To be done:
A. Using the forum thread, list each client operating system named as showing the issue, with the build numbers given for it.
B. Duplicate a passage from the forum thread. Begin at the words "I attempted to" and stop after "proc, 4 GB RAM.".

Excerpt provided:
________________________

Networker

Re: [Networker] Networker 7.2.2 clients with large files problem

2009-06-17 13:01:34
Subject: Re: [Networker] Networker 7.2.2 clients with large files problem
From: Greg Etling <getling AT STERN.NYU DOT EDU>
To: NETWORKER AT LISTSERV.TEMPLE DOT EDU
Date: Wed, 17 Jun 2009 12:55:42 -0400
Sorry about the lag with returning to this issue - other pressing projects...

I attempted to run the group with the Inactivity timeout set to the max, which had no effect, next step is turning it off completely. Also working with our networking team to make triple check anything on that end. I'm also wondering about server system limitations...this is also running on RHEL 3 with a 2.4.21-37.0.1.ELwithufs SMP kernel, two dual core Xeon 2.4 GHz proc, 4 GB RAM.
Clients exhibiting this issue are Windows (7.3.2.Build.364/7.2.Build.494), 
Linux (7.2.Build.494) and Solaris (7.2.2.Build.422) clients (the Solaris client 
seems to be the most egregious - can't even get that one to back up manually 
from the server).

Anyone with any new hints or suggestions would be greatly appreciated.
Greg
---
Greg Etling <getling AT stern.nyu DOT edu <mailto:getling AT stern.nyu DOT edu>>
Systems Administrator
Stern IT Enterprise Operations
NYU Stern School of Business

212-998-0746
------------------------------

------------------------------

Date:    Wed, 10 Jun 2009 17:05:28 -0400
From:    Greg Etling <getling AT STERN.NYU DOT EDU>
Subject: Re: Networker 7.2.2 clients with large files problem

Update: I ran the closest server in question from the command line(savegrp -v -c ie-1 -l full GROUP), and received:

* ie-1:/yesterday lost connection to server, exiting

This is despite the fact that I'm seeing the keepalive notices in nwadmin every 5 minutes as expected.

Greg
---
Greg Etling <getling AT stern.nyu DOT edu <mailto:getling AT stern.nyu DOT edu>>
Systems Administrator
Stern IT Enterprise Operations
NYU Stern School of Business

212-998-0746
------------------------------

Date:    Wed, 10 Jun 2009 12:21:38 -0400
From:    Greg Etling <getling AT STERN.NYU DOT EDU>
Subject: Re: Networker 7.2.2 clients with large files problem

James,

These are not NDMP, and some are through a firewall, some are not. The reason that it is so is that some are backing up over a VLAN from a datacenter ~1 mile away. However, the biggest issues have been with the server that is adjacent to the backup server.

To expand on the NSR_KEEPALIVE_WAIT, this did appear to have an effect when I invoke savegrp manually (I see the "group running on client" messages in nwadmin), but not when run automatically. It was invoked because of the large files problem that predated me and predated the firewall hardware. It probably even predated the datacenter move that separated our backup hardware from some of our systems.

David,

Thanks for the tip - I had bumped the inactivity timeout to 90, but I'll crank it all the way out. The savesets are listed as aborted, and often have significantly divergent sizes (>5 GB) among the retries, even though the server mountpoint is static throughout the day.

________________________

Stored entries:
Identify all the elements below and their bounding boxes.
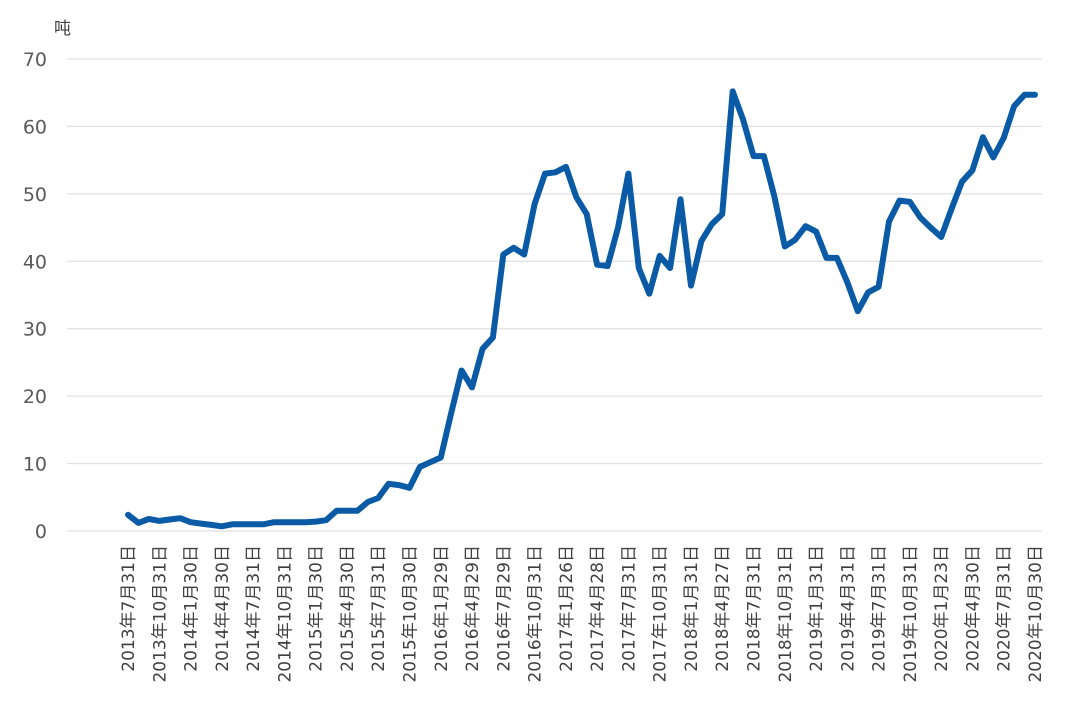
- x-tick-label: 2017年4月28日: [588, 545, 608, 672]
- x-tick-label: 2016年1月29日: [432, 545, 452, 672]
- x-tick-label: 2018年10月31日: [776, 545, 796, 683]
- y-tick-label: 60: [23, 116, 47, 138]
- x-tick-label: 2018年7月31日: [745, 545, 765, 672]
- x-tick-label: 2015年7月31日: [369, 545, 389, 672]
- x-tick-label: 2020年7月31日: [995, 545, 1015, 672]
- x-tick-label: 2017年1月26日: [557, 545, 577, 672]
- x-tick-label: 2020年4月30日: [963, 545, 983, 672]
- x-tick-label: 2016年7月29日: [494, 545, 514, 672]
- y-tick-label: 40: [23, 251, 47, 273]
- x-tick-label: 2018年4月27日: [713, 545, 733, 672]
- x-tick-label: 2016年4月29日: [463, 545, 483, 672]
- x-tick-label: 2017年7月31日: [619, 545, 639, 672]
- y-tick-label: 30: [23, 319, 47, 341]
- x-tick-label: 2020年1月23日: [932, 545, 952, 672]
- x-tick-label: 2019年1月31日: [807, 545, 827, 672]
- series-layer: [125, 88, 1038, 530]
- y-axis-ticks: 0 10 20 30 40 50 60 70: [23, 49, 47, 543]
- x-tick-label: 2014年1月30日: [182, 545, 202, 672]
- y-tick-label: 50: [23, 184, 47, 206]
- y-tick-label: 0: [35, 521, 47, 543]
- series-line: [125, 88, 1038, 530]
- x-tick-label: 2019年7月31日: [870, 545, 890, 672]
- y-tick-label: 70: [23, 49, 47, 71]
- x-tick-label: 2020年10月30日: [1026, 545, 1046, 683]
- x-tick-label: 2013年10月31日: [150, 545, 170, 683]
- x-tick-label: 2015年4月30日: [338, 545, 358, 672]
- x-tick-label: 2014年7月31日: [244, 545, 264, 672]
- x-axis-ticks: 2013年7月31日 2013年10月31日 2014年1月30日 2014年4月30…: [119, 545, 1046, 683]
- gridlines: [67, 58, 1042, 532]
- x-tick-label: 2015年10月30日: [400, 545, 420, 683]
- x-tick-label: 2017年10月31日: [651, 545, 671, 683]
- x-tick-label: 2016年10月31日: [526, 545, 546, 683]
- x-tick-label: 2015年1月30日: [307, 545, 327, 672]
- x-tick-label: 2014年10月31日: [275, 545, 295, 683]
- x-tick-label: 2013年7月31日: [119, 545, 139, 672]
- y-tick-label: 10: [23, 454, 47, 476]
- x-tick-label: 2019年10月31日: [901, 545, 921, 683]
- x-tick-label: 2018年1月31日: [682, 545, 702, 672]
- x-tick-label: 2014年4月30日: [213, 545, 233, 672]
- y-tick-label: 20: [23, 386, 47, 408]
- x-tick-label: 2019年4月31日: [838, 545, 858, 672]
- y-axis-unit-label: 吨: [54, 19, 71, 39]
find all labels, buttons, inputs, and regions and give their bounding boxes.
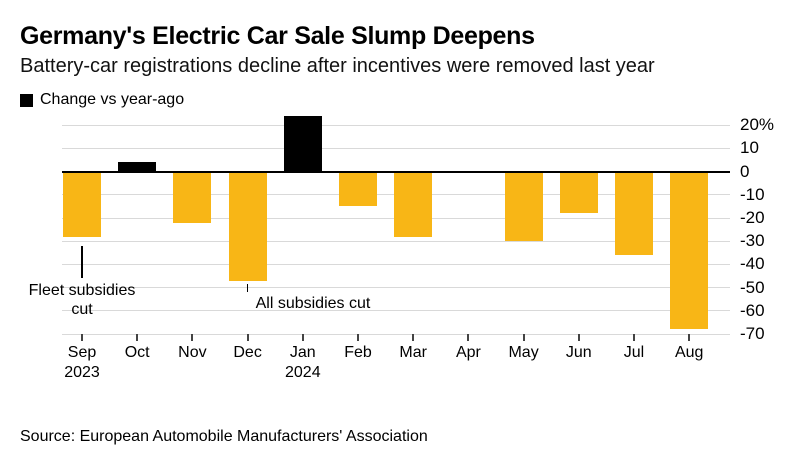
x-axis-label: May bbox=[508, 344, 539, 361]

________________________

Outputs for the tasks:
A.
- Windows: 7.3.2.Build.364 and 7.2.Build.494
- Linux: 7.2.Build.494
- Solaris: 7.2.2.Build.422

B.
I attempted to run the group with the Inactivity timeout set to the max, which had no effect, next step is turning it off completely. Also working with our networking team to make triple check anything on that end. I'm also wondering about server system limitations...this is also running on RHEL 3 with a 2.4.21-37.0.1.ELwithufs SMP kernel, two dual core Xeon 2.4 GHz proc, 4 GB RAM.